Copy each of the entries below faithfully, setting aside any pictures.

┌──

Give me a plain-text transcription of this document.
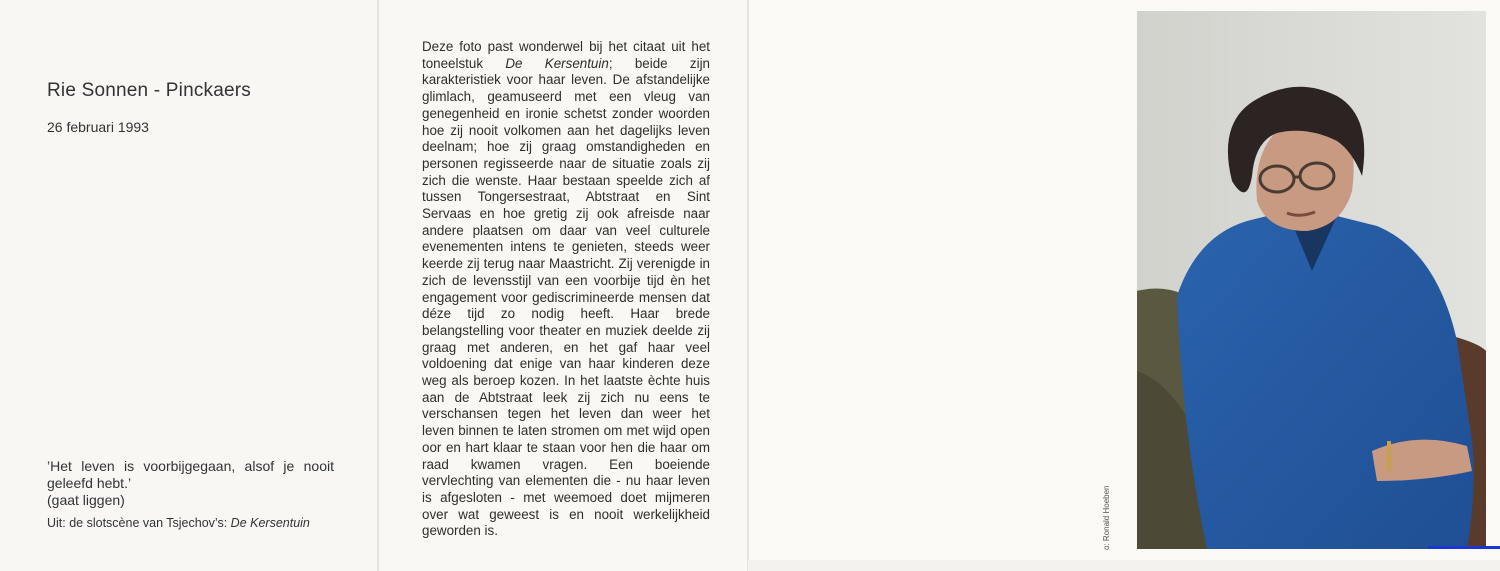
Rie Sonnen - Pinckaers
26 februari 1993
’Het leven is voorbijgegaan, alsof je nooit geleefd hebt.’
(gaat liggen)
Uit: de slotscène van Tsjechov’s: De Kersentuin
Deze foto past wonderwel bij het citaat uit het toneelstuk De Kersentuin; beide zijn karakteristiek voor haar leven. De afstandelijke glimlach, geamuseerd met een vleug van genegenheid en ironie schetst zonder woorden hoe zij nooit volkomen aan het dagelijks leven deelnam; hoe zij graag omstandigheden en personen regisseerde naar de situatie zoals zij zich die wenste. Haar bestaan speelde zich af tussen Tongersestraat, Abtstraat en Sint Servaas en hoe gretig zij ook afreisde naar andere plaatsen om daar van veel culturele evenementen intens te genieten, steeds weer keerde zij terug naar Maastricht. Zij verenigde in zich de levensstijl van een voorbije tijd èn het engagement voor gediscrimineerde mensen dat déze tijd zo nodig heeft. Haar brede belangstelling voor theater en muziek deelde zij graag met anderen, en het gaf haar veel voldoening dat enige van haar kinderen deze weg als beroep kozen. In het laatste èchte huis aan de Abtstraat leek zij zich nu eens te verschansen tegen het leven dan weer het leven binnen te laten stromen om met wijd open oor en hart klaar te staan voor hen die haar om raad kwamen vragen. Een boeiende vervlechting van elementen die - nu haar leven is afgesloten - met weemoed doet mijmeren over wat geweest is en nooit werkelijkheid geworden is.	o: Ronald Hoeben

└──

[Response for this exercise]:
Give me a plain-text transcription of this document.
Rie Sonnen - Pinckaers
26 februari 1993
’Het leven is voorbijgegaan, alsof je nooit geleefd hebt.’
(gaat liggen)
Uit: de slotscène van Tsjechov’s: De Kersentuin
Deze foto past wonderwel bij het citaat uit het toneelstuk De Kersentuin; beide zijn karakteristiek voor haar leven. De afstandelijke glimlach, geamuseerd met een vleug van genegenheid en ironie schetst zonder woorden hoe zij nooit volkomen aan het dagelijks leven deelnam; hoe zij graag omstandigheden en personen regisseerde naar de situatie zoals zij zich die wenste. Haar bestaan speelde zich af tussen Tongersestraat, Abtstraat en Sint Servaas en hoe gretig zij ook afreisde naar andere plaatsen om daar van veel culturele evenementen intens te genieten, steeds weer keerde zij terug naar Maastricht. Zij verenigde in zich de levensstijl van een voorbije tijd èn het engagement voor gediscrimineerde mensen dat déze tijd zo nodig heeft. Haar brede belangstelling voor theater en muziek deelde zij graag met anderen, en het gaf haar veel voldoening dat enige van haar kinderen deze weg als beroep kozen. In het laatste èchte huis aan de Abtstraat leek zij zich nu eens te verschansen tegen het leven dan weer het leven binnen te laten stromen om met wijd open oor en hart klaar te staan voor hen die haar om raad kwamen vragen. Een boeiende vervlechting van elementen die - nu haar leven is afgesloten - met weemoed doet mijmeren over wat geweest is en nooit werkelijkheid geworden is.	o: Ronald Hoeben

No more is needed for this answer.